▸ **DESCRIPTION OF THE TASK**
Quote all of the data that follows exactly as written, skipping the images.

** Begin TASK INPUTS **

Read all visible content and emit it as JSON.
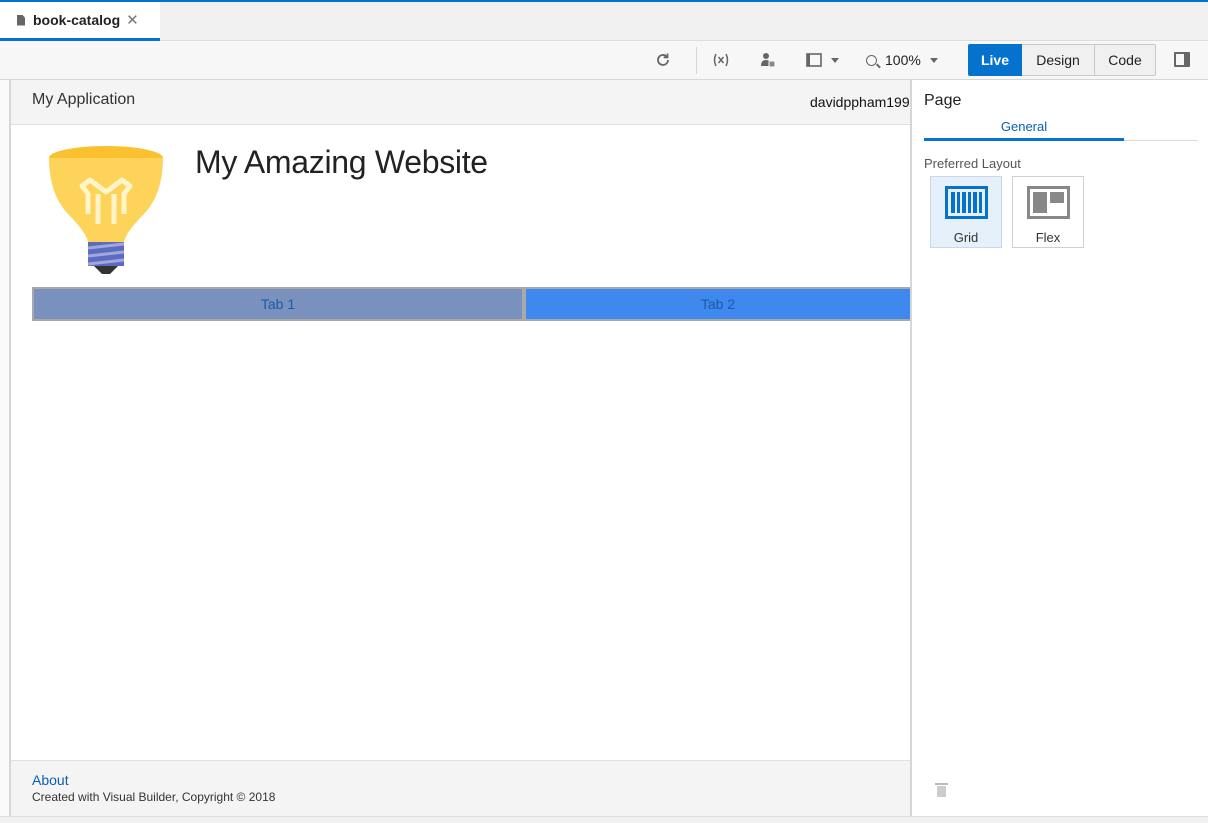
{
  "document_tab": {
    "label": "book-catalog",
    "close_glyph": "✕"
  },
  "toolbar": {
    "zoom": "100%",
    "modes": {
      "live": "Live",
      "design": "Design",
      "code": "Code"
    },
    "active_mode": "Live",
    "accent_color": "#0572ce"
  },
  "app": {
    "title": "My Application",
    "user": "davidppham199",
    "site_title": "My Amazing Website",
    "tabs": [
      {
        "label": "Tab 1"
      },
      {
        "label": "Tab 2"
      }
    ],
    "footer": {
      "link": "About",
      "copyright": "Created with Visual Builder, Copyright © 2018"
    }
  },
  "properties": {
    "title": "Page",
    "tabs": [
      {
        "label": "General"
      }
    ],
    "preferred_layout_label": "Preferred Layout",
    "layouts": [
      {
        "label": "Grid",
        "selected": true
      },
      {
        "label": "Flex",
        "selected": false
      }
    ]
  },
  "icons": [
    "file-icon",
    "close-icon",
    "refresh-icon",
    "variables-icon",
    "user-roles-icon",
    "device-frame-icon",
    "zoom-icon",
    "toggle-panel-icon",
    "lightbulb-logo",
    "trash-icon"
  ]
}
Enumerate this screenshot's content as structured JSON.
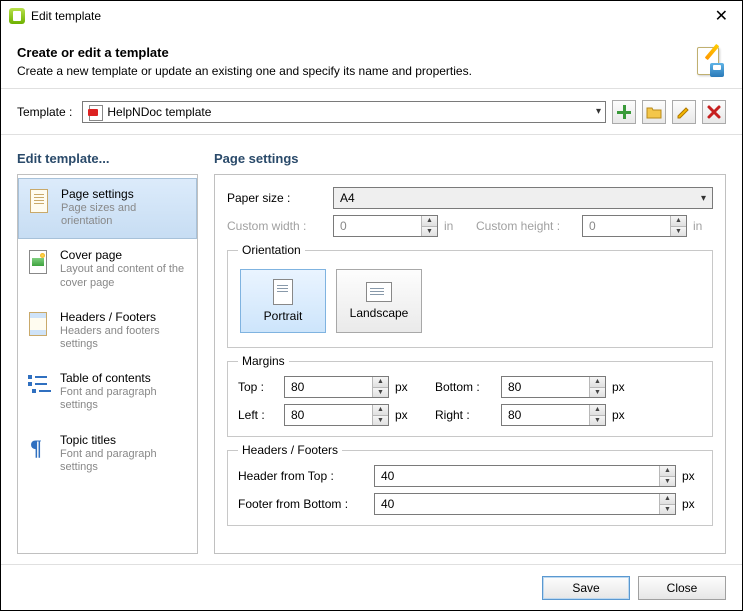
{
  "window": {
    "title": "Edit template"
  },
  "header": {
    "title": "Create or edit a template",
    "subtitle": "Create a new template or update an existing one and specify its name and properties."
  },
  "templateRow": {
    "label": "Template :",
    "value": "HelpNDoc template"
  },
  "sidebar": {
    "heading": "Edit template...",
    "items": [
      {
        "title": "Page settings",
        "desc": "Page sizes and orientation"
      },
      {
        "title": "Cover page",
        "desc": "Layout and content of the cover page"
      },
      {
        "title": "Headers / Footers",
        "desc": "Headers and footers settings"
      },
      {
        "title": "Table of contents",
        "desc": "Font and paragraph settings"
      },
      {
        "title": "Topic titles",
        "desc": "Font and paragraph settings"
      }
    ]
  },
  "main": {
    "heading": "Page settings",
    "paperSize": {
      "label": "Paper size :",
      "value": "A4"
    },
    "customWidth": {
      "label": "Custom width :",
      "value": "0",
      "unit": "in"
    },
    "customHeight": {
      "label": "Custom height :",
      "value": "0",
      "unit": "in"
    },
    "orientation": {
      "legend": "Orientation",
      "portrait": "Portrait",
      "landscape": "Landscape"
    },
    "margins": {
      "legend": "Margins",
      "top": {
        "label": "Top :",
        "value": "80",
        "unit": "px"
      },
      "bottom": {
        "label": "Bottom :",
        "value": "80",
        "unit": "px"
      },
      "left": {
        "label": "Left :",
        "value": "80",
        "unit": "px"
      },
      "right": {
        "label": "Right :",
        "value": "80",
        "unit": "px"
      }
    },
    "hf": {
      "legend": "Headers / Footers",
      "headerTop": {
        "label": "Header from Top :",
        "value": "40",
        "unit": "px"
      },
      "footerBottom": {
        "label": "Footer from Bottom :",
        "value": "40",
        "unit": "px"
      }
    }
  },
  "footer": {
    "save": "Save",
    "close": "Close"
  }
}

** End TASK INPUTS **

▸ **RESULT OF THE EXERCISE**
Read all visible content and emit it as JSON.
{
  "document_tab": {
    "label": "book-catalog",
    "close_glyph": "✕"
  },
  "toolbar": {
    "zoom": "100%",
    "modes": {
      "live": "Live",
      "design": "Design",
      "code": "Code"
    },
    "active_mode": "Live",
    "accent_color": "#0572ce"
  },
  "app": {
    "title": "My Application",
    "user": "davidppham199",
    "site_title": "My Amazing Website",
    "tabs": [
      {
        "label": "Tab 1"
      },
      {
        "label": "Tab 2"
      }
    ],
    "footer": {
      "link": "About",
      "copyright": "Created with Visual Builder, Copyright © 2018"
    }
  },
  "properties": {
    "title": "Page",
    "tabs": [
      {
        "label": "General"
      }
    ],
    "preferred_layout_label": "Preferred Layout",
    "layouts": [
      {
        "label": "Grid",
        "selected": true
      },
      {
        "label": "Flex",
        "selected": false
      }
    ]
  },
  "icons": [
    "file-icon",
    "close-icon",
    "refresh-icon",
    "variables-icon",
    "user-roles-icon",
    "device-frame-icon",
    "zoom-icon",
    "toggle-panel-icon",
    "lightbulb-logo",
    "trash-icon"
  ]
}
Enumerate this screenshot's content as structured JSON.
{
  "window": {
    "title": "Edit template"
  },
  "header": {
    "title": "Create or edit a template",
    "subtitle": "Create a new template or update an existing one and specify its name and properties."
  },
  "templateRow": {
    "label": "Template :",
    "value": "HelpNDoc template"
  },
  "sidebar": {
    "heading": "Edit template...",
    "items": [
      {
        "title": "Page settings",
        "desc": "Page sizes and orientation"
      },
      {
        "title": "Cover page",
        "desc": "Layout and content of the cover page"
      },
      {
        "title": "Headers / Footers",
        "desc": "Headers and footers settings"
      },
      {
        "title": "Table of contents",
        "desc": "Font and paragraph settings"
      },
      {
        "title": "Topic titles",
        "desc": "Font and paragraph settings"
      }
    ]
  },
  "main": {
    "heading": "Page settings",
    "paperSize": {
      "label": "Paper size :",
      "value": "A4"
    },
    "customWidth": {
      "label": "Custom width :",
      "value": "0",
      "unit": "in"
    },
    "customHeight": {
      "label": "Custom height :",
      "value": "0",
      "unit": "in"
    },
    "orientation": {
      "legend": "Orientation",
      "portrait": "Portrait",
      "landscape": "Landscape"
    },
    "margins": {
      "legend": "Margins",
      "top": {
        "label": "Top :",
        "value": "80",
        "unit": "px"
      },
      "bottom": {
        "label": "Bottom :",
        "value": "80",
        "unit": "px"
      },
      "left": {
        "label": "Left :",
        "value": "80",
        "unit": "px"
      },
      "right": {
        "label": "Right :",
        "value": "80",
        "unit": "px"
      }
    },
    "hf": {
      "legend": "Headers / Footers",
      "headerTop": {
        "label": "Header from Top :",
        "value": "40",
        "unit": "px"
      },
      "footerBottom": {
        "label": "Footer from Bottom :",
        "value": "40",
        "unit": "px"
      }
    }
  },
  "footer": {
    "save": "Save",
    "close": "Close"
  }
}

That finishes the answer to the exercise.